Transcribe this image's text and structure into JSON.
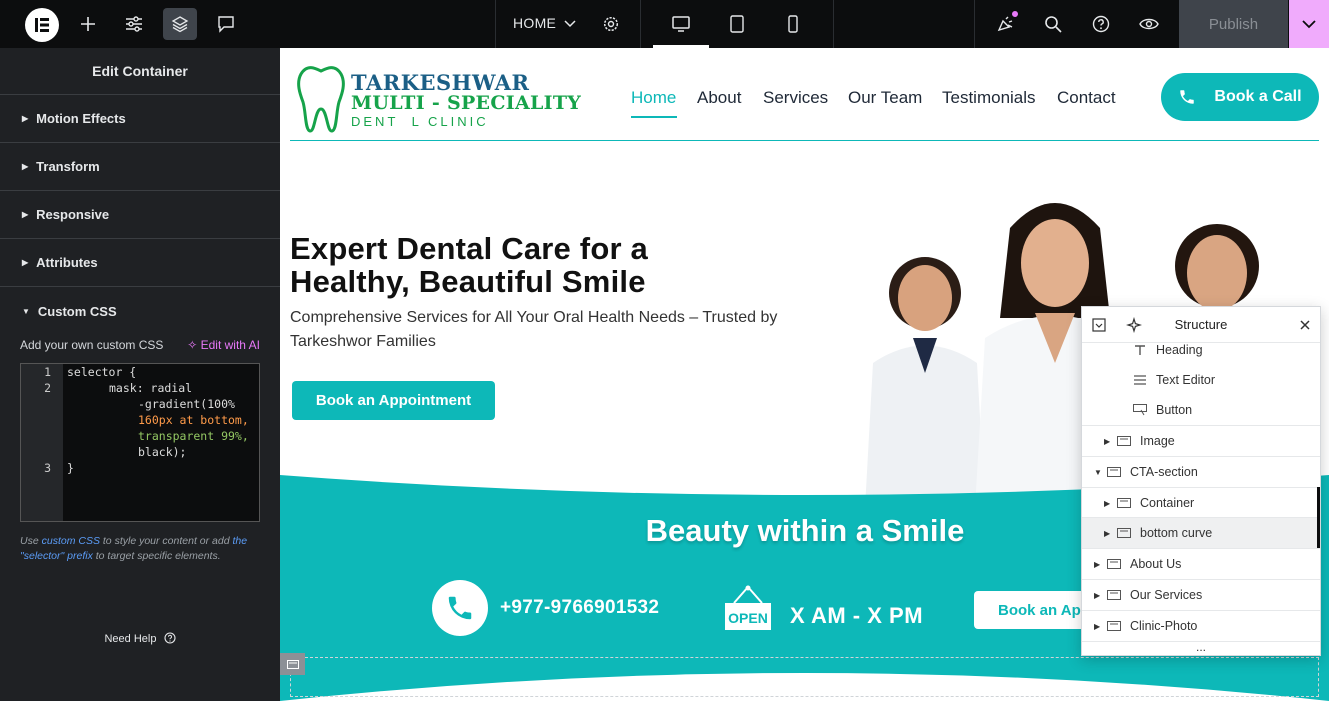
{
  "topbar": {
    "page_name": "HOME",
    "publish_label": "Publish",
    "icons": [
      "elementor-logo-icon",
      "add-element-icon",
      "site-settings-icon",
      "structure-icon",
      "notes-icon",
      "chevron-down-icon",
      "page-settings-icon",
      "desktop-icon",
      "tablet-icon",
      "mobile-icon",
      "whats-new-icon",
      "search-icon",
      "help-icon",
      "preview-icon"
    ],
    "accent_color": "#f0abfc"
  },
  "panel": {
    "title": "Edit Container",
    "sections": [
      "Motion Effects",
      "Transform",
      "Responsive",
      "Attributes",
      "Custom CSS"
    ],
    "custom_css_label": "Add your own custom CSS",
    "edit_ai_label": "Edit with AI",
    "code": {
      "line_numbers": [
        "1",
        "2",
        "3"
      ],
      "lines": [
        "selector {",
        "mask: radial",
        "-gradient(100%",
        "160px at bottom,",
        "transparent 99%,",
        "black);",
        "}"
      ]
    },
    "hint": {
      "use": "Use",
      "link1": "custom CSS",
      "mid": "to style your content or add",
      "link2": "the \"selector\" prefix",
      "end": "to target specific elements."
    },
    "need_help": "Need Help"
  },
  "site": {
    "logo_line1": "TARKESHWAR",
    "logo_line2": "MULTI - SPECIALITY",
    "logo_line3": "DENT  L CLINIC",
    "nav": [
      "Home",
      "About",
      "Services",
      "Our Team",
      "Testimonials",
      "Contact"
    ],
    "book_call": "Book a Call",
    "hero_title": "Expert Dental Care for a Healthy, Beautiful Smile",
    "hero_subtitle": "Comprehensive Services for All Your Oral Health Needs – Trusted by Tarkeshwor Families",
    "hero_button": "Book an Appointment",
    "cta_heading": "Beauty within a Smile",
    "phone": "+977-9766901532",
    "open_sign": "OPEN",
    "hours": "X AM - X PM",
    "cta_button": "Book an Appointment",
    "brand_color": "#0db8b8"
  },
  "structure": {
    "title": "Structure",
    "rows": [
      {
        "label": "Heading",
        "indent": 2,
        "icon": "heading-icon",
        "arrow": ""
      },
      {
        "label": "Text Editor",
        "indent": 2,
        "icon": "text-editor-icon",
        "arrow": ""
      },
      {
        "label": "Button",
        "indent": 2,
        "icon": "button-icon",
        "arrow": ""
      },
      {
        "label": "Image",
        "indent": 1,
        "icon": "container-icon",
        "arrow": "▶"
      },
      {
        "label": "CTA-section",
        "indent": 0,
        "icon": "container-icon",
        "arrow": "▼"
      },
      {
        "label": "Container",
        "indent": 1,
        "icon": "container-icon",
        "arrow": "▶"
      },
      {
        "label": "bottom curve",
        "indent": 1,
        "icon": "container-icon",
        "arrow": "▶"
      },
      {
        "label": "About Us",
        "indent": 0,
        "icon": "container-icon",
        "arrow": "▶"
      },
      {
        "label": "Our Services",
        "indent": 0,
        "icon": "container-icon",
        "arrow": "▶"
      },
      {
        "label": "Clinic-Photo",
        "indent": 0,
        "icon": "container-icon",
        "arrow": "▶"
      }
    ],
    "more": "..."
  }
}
#####
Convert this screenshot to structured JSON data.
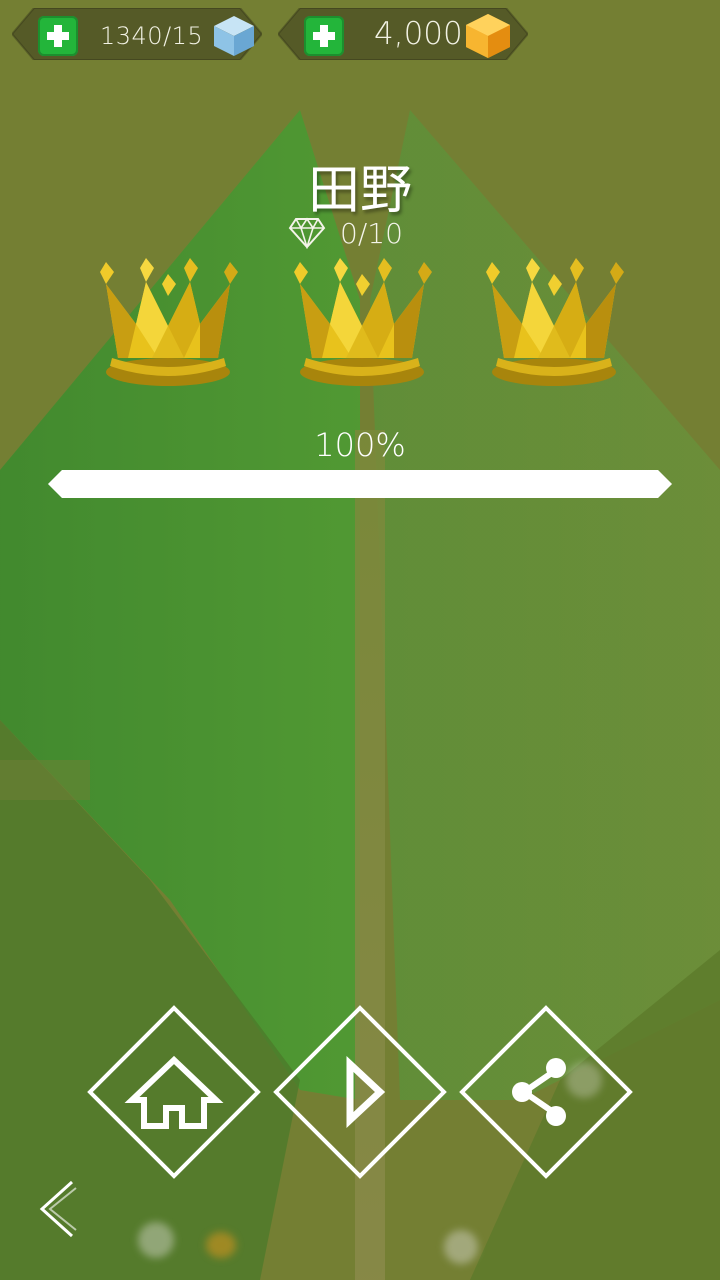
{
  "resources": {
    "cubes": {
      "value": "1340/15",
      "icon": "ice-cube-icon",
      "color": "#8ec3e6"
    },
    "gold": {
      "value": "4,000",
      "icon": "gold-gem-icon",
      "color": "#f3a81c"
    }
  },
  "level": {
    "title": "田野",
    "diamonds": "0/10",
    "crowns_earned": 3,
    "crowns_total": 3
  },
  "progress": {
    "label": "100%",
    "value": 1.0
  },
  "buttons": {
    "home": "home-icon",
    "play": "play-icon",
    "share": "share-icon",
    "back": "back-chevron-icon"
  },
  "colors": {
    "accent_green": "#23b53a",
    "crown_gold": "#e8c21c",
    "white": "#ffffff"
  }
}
#####
What is needed: Extract all lines from the material above that include the word "Smile".

Final result:
    "hero_title": "Expert Dental Care for a Healthy, Beautiful Smile",
    "cta_heading": "Beauty within a Smile",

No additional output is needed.